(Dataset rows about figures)

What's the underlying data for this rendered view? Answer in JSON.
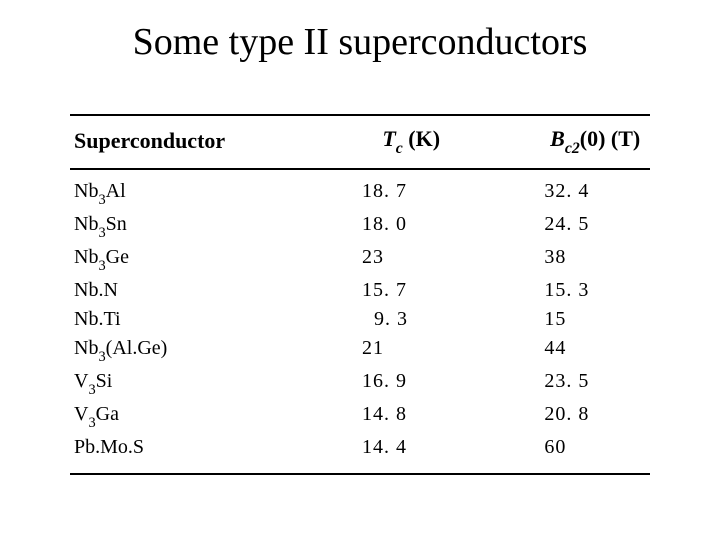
{
  "title": "Some type II superconductors",
  "headers": {
    "superconductor": "Superconductor",
    "tc_var": "T",
    "tc_sub": "c",
    "tc_unit": "(K)",
    "bc2_var": "B",
    "bc2_sub": "c2",
    "bc2_arg": "(0)",
    "bc2_unit": "(T)"
  },
  "rows": [
    {
      "sc_main1": "Nb",
      "sc_sub1": "3",
      "sc_main2": "Al",
      "sc_sub2": "",
      "sc_tail": "",
      "tc": "18. 7",
      "bc2": "32. 4"
    },
    {
      "sc_main1": "Nb",
      "sc_sub1": "3",
      "sc_main2": "Sn",
      "sc_sub2": "",
      "sc_tail": "",
      "tc": "18. 0",
      "bc2": "24. 5"
    },
    {
      "sc_main1": "Nb",
      "sc_sub1": "3",
      "sc_main2": "Ge",
      "sc_sub2": "",
      "sc_tail": "",
      "tc": "23",
      "bc2": "38"
    },
    {
      "sc_main1": "Nb.N",
      "sc_sub1": "",
      "sc_main2": "",
      "sc_sub2": "",
      "sc_tail": "",
      "tc": "15. 7",
      "bc2": "15. 3"
    },
    {
      "sc_main1": "Nb.Ti",
      "sc_sub1": "",
      "sc_main2": "",
      "sc_sub2": "",
      "sc_tail": "",
      "tc": "  9. 3",
      "bc2": "15"
    },
    {
      "sc_main1": "Nb",
      "sc_sub1": "3",
      "sc_main2": "(Al.Ge)",
      "sc_sub2": "",
      "sc_tail": "",
      "tc": "21",
      "bc2": "44"
    },
    {
      "sc_main1": "V",
      "sc_sub1": "3",
      "sc_main2": "Si",
      "sc_sub2": "",
      "sc_tail": "",
      "tc": "16. 9",
      "bc2": "23. 5"
    },
    {
      "sc_main1": "V",
      "sc_sub1": "3",
      "sc_main2": "Ga",
      "sc_sub2": "",
      "sc_tail": "",
      "tc": "14. 8",
      "bc2": "20. 8"
    },
    {
      "sc_main1": "Pb.Mo.S",
      "sc_sub1": "",
      "sc_main2": "",
      "sc_sub2": "",
      "sc_tail": "",
      "tc": "14. 4",
      "bc2": "60"
    }
  ]
}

*REQUIREMENT*:
Leave out the pictures and print each record exactly as it stands.

*EXERCISE SOLUTION*:
What's the underlying data for this rendered view? Answer in JSON.
{
  "title": "Some type II superconductors",
  "headers": {
    "superconductor": "Superconductor",
    "tc_var": "T",
    "tc_sub": "c",
    "tc_unit": "(K)",
    "bc2_var": "B",
    "bc2_sub": "c2",
    "bc2_arg": "(0)",
    "bc2_unit": "(T)"
  },
  "rows": [
    {
      "sc_main1": "Nb",
      "sc_sub1": "3",
      "sc_main2": "Al",
      "sc_sub2": "",
      "sc_tail": "",
      "tc": "18. 7",
      "bc2": "32. 4"
    },
    {
      "sc_main1": "Nb",
      "sc_sub1": "3",
      "sc_main2": "Sn",
      "sc_sub2": "",
      "sc_tail": "",
      "tc": "18. 0",
      "bc2": "24. 5"
    },
    {
      "sc_main1": "Nb",
      "sc_sub1": "3",
      "sc_main2": "Ge",
      "sc_sub2": "",
      "sc_tail": "",
      "tc": "23",
      "bc2": "38"
    },
    {
      "sc_main1": "Nb.N",
      "sc_sub1": "",
      "sc_main2": "",
      "sc_sub2": "",
      "sc_tail": "",
      "tc": "15. 7",
      "bc2": "15. 3"
    },
    {
      "sc_main1": "Nb.Ti",
      "sc_sub1": "",
      "sc_main2": "",
      "sc_sub2": "",
      "sc_tail": "",
      "tc": "  9. 3",
      "bc2": "15"
    },
    {
      "sc_main1": "Nb",
      "sc_sub1": "3",
      "sc_main2": "(Al.Ge)",
      "sc_sub2": "",
      "sc_tail": "",
      "tc": "21",
      "bc2": "44"
    },
    {
      "sc_main1": "V",
      "sc_sub1": "3",
      "sc_main2": "Si",
      "sc_sub2": "",
      "sc_tail": "",
      "tc": "16. 9",
      "bc2": "23. 5"
    },
    {
      "sc_main1": "V",
      "sc_sub1": "3",
      "sc_main2": "Ga",
      "sc_sub2": "",
      "sc_tail": "",
      "tc": "14. 8",
      "bc2": "20. 8"
    },
    {
      "sc_main1": "Pb.Mo.S",
      "sc_sub1": "",
      "sc_main2": "",
      "sc_sub2": "",
      "sc_tail": "",
      "tc": "14. 4",
      "bc2": "60"
    }
  ]
}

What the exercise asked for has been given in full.